STATED GOAL: Make an exact copy of the data below, leaving out every picture.

RECORDS PROVIDED:
....

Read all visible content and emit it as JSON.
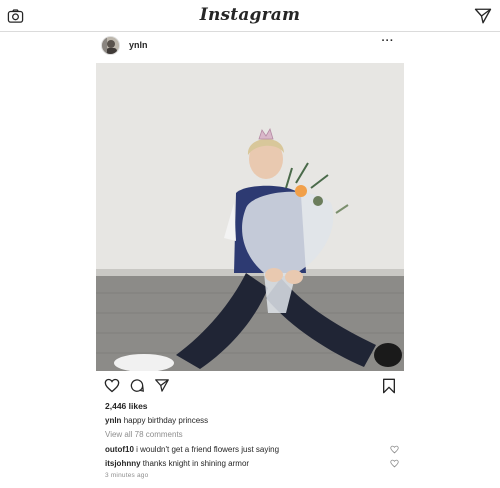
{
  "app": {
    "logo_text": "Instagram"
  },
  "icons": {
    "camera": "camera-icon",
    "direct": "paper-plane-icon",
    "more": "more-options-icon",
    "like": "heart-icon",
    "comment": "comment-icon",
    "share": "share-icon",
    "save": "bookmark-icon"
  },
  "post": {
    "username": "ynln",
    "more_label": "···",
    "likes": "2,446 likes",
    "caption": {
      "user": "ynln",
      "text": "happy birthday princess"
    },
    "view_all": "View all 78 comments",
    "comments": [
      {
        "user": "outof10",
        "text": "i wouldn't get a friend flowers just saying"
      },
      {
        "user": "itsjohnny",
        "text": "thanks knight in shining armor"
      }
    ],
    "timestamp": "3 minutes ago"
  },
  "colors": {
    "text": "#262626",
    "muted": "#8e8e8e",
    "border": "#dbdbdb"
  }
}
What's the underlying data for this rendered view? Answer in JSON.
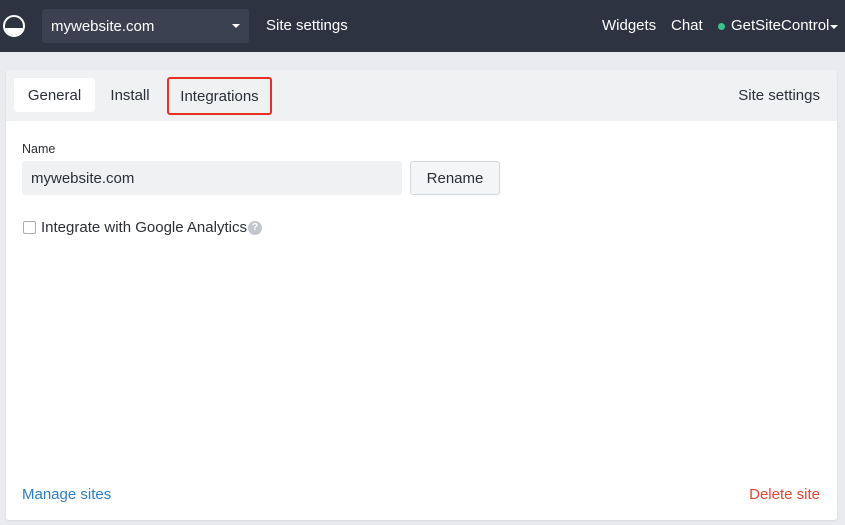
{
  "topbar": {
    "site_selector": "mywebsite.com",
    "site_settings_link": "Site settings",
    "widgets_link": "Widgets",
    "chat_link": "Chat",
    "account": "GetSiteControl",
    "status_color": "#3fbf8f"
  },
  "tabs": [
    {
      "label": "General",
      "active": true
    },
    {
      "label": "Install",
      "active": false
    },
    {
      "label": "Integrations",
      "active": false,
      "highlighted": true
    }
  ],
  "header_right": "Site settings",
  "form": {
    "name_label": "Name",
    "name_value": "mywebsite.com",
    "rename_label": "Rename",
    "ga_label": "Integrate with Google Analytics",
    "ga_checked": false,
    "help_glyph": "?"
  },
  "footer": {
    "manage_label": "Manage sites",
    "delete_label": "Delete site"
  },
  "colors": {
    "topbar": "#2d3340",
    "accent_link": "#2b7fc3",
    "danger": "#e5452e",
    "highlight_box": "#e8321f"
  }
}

....

WRITTEN RESPONSE:
Read all visible content and emit it as JSON.
{
  "app": {
    "logo_text": "Instagram"
  },
  "icons": {
    "camera": "camera-icon",
    "direct": "paper-plane-icon",
    "more": "more-options-icon",
    "like": "heart-icon",
    "comment": "comment-icon",
    "share": "share-icon",
    "save": "bookmark-icon"
  },
  "post": {
    "username": "ynln",
    "more_label": "···",
    "likes": "2,446 likes",
    "caption": {
      "user": "ynln",
      "text": "happy birthday princess"
    },
    "view_all": "View all 78 comments",
    "comments": [
      {
        "user": "outof10",
        "text": "i wouldn't get a friend flowers just saying"
      },
      {
        "user": "itsjohnny",
        "text": "thanks knight in shining armor"
      }
    ],
    "timestamp": "3 minutes ago"
  },
  "colors": {
    "text": "#262626",
    "muted": "#8e8e8e",
    "border": "#dbdbdb"
  }
}
What's the underlying data for this rendered view? Answer in JSON.
{
  "topbar": {
    "site_selector": "mywebsite.com",
    "site_settings_link": "Site settings",
    "widgets_link": "Widgets",
    "chat_link": "Chat",
    "account": "GetSiteControl",
    "status_color": "#3fbf8f"
  },
  "tabs": [
    {
      "label": "General",
      "active": true
    },
    {
      "label": "Install",
      "active": false
    },
    {
      "label": "Integrations",
      "active": false,
      "highlighted": true
    }
  ],
  "header_right": "Site settings",
  "form": {
    "name_label": "Name",
    "name_value": "mywebsite.com",
    "rename_label": "Rename",
    "ga_label": "Integrate with Google Analytics",
    "ga_checked": false,
    "help_glyph": "?"
  },
  "footer": {
    "manage_label": "Manage sites",
    "delete_label": "Delete site"
  },
  "colors": {
    "topbar": "#2d3340",
    "accent_link": "#2b7fc3",
    "danger": "#e5452e",
    "highlight_box": "#e8321f"
  }
}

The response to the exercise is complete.